Keep only the lines of the data below that contain "フォトウェディング", and copy them.

*** Extracted entries

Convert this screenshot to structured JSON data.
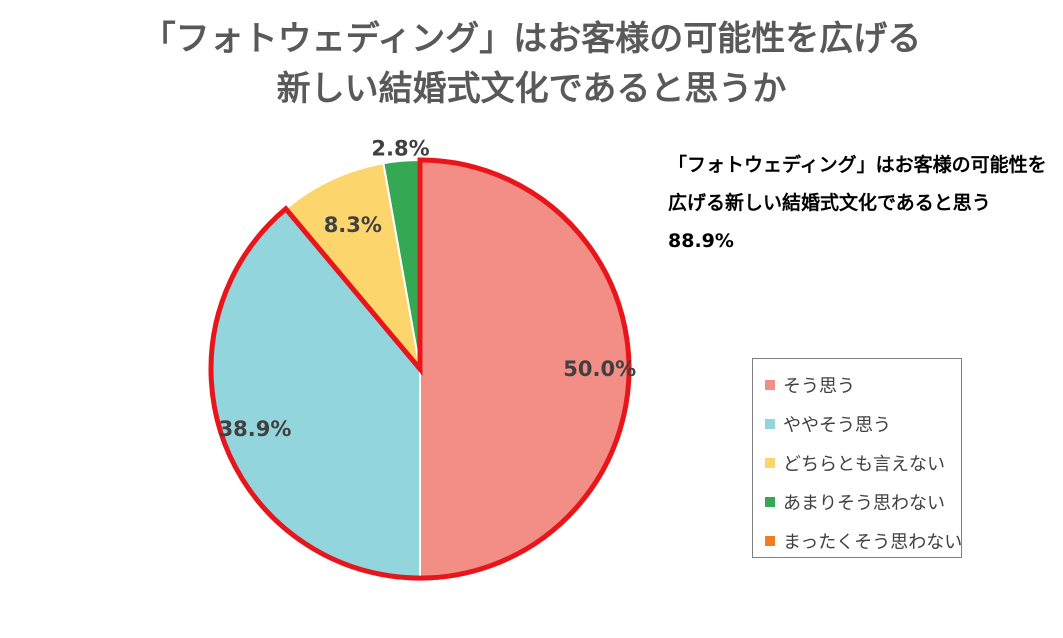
{
  "title_lines": [
    "「フォトウェディング」はお客様の可能性を広げる",
    "新しい結婚式文化であると思うか"
  ],
  "callout": {
    "line1": "「フォトウェディング」はお客様の可能性を",
    "line2": "広げる新しい結婚式文化であると思う",
    "value": "88.9%"
  },
  "chart_data": {
    "type": "pie",
    "title": "「フォトウェディング」はお客様の可能性を広げる新しい結婚式文化であると思うか",
    "categories": [
      "そう思う",
      "ややそう思う",
      "どちらとも言えない",
      "あまりそう思わない",
      "まったくそう思わない"
    ],
    "values": [
      50.0,
      38.9,
      8.3,
      2.8,
      0.0
    ],
    "data_labels": [
      "50.0%",
      "38.9%",
      "8.3%",
      "2.8%",
      ""
    ],
    "colors": [
      "#f28e86",
      "#92d5dc",
      "#fcd56c",
      "#34a853",
      "#f47c20"
    ],
    "highlight_outline_color": "#e8151b",
    "highlighted_categories": [
      "そう思う",
      "ややそう思う"
    ],
    "legend_position": "right"
  }
}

******

- [The result]
    "「フォトウェディング」はお客様の可能性を広げる",
    "line1": "「フォトウェディング」はお客様の可能性を",
    "title": "「フォトウェディング」はお客様の可能性を広げる新しい結婚式文化であると思うか",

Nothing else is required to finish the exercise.